▶ _What you need to do_: Can you find the lines of the listing that include "content" and copy every one?

▶ _Records supplied_:
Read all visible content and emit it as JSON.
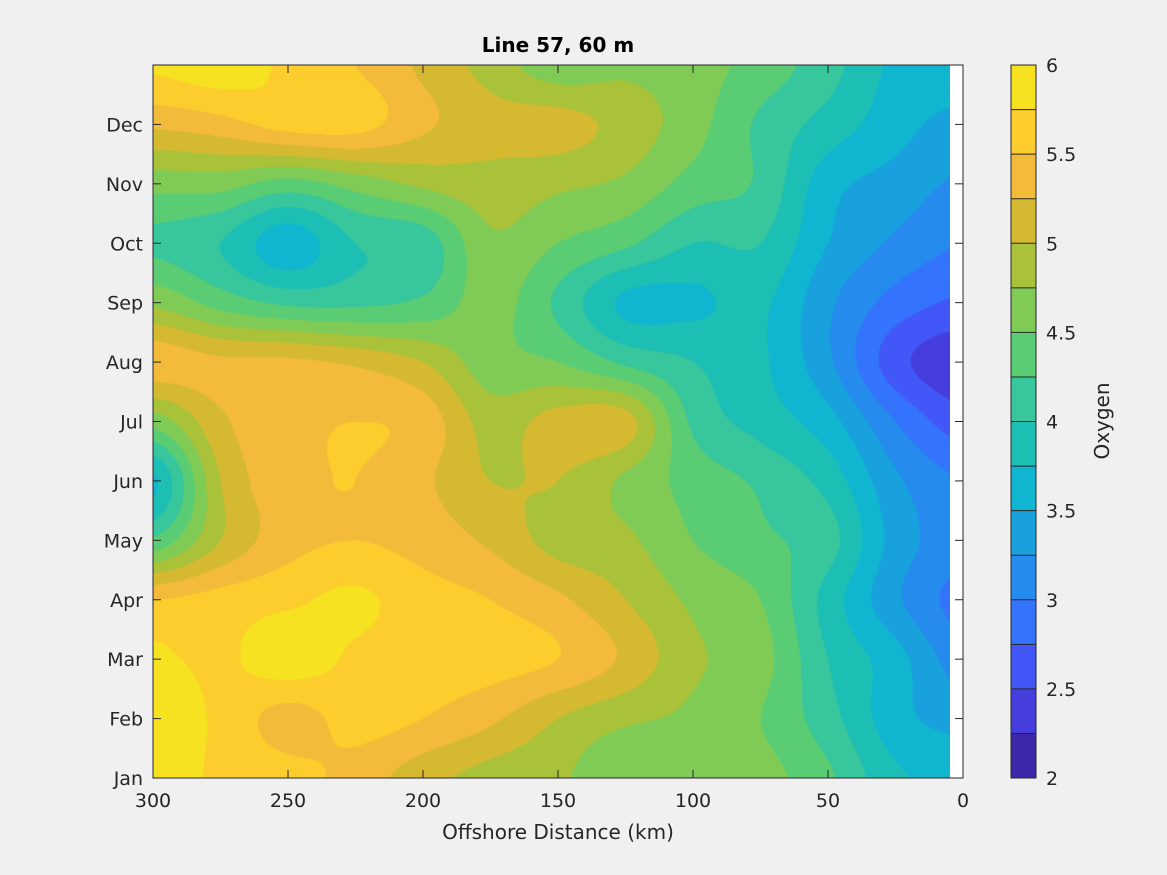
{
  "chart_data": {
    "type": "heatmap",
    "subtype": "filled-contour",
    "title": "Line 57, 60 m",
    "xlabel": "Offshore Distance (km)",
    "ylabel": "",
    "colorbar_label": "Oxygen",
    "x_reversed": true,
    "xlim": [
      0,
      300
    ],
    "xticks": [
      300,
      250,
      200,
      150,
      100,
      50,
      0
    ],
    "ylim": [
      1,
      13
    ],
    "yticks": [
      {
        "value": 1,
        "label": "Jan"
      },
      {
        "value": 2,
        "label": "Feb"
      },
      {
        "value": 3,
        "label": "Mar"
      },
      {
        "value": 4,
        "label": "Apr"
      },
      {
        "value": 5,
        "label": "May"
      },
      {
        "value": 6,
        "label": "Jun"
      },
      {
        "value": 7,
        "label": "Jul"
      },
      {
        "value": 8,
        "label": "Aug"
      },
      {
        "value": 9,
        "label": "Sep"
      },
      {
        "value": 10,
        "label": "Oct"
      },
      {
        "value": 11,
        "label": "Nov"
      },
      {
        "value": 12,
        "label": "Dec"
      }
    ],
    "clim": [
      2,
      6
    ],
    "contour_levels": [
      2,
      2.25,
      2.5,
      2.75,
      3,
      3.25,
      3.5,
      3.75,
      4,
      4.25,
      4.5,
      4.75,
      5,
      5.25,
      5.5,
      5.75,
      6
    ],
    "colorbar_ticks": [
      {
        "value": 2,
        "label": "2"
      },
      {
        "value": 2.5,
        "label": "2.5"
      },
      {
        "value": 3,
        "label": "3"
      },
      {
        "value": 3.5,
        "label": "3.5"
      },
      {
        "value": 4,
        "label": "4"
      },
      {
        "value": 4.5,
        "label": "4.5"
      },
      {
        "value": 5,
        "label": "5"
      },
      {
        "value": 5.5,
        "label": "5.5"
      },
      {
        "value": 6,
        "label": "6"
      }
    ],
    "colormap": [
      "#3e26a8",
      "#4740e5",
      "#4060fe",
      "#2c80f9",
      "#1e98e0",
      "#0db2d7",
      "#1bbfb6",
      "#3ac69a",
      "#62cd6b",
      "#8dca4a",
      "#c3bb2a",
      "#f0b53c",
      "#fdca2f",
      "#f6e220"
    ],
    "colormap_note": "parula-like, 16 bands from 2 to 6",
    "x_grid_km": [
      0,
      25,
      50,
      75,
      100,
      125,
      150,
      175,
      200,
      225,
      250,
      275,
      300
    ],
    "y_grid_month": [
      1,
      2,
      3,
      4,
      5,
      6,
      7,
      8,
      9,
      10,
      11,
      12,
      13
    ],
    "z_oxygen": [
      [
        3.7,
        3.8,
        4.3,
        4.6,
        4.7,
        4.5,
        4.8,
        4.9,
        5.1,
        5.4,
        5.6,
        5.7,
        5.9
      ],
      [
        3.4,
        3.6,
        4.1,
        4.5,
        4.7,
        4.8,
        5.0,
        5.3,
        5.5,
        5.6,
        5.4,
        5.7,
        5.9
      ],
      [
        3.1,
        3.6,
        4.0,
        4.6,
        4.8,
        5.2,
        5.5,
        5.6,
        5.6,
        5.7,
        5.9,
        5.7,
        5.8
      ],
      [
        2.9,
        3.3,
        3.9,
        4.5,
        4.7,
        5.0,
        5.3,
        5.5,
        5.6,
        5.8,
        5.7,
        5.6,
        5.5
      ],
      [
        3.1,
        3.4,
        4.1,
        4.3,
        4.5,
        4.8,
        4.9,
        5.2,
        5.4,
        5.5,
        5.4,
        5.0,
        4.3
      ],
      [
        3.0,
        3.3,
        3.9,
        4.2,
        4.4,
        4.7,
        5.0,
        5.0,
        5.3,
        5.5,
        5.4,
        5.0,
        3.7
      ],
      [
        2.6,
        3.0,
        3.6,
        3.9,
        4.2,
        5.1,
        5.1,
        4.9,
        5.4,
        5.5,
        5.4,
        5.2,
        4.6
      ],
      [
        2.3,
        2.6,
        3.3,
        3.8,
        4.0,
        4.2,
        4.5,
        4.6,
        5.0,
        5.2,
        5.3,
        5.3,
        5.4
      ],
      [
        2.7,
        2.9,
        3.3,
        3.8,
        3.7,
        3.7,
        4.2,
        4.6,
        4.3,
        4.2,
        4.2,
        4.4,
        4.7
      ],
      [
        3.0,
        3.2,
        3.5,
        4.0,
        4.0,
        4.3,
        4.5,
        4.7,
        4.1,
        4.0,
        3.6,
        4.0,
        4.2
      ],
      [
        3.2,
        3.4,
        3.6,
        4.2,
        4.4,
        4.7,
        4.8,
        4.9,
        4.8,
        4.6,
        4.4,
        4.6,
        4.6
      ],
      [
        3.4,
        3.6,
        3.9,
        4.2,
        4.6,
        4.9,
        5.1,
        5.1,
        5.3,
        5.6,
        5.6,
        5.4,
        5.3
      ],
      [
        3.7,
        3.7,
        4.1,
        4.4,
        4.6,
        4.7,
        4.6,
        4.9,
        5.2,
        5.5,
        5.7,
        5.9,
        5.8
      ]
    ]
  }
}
* * *
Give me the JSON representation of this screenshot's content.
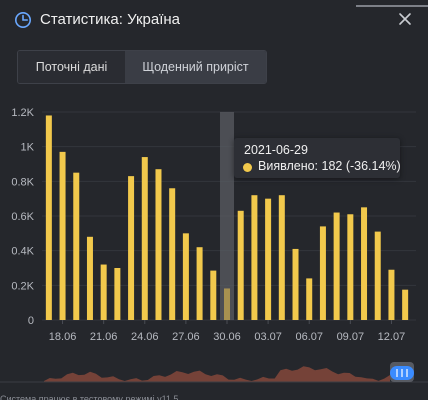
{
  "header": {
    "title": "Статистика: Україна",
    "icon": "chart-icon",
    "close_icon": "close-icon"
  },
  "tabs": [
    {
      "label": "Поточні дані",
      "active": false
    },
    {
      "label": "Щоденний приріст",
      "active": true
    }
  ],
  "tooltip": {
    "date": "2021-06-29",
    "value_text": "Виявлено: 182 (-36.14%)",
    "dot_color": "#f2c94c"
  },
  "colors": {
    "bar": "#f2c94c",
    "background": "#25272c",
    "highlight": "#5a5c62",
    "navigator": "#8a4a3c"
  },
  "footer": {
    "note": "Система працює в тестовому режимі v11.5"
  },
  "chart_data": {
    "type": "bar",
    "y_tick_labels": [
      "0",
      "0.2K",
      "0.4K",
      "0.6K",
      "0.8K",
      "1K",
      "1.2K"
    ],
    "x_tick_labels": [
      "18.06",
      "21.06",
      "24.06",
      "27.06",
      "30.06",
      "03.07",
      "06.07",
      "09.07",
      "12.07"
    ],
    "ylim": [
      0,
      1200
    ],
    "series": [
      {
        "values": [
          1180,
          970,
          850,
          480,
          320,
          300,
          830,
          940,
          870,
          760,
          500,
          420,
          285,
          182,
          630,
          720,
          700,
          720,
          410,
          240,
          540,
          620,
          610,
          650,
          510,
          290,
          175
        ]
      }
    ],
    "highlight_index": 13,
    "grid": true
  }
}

▶ _The answer_:
Read all visible content and emit it as JSON.
Give me the JSON representation of this screenshot's content.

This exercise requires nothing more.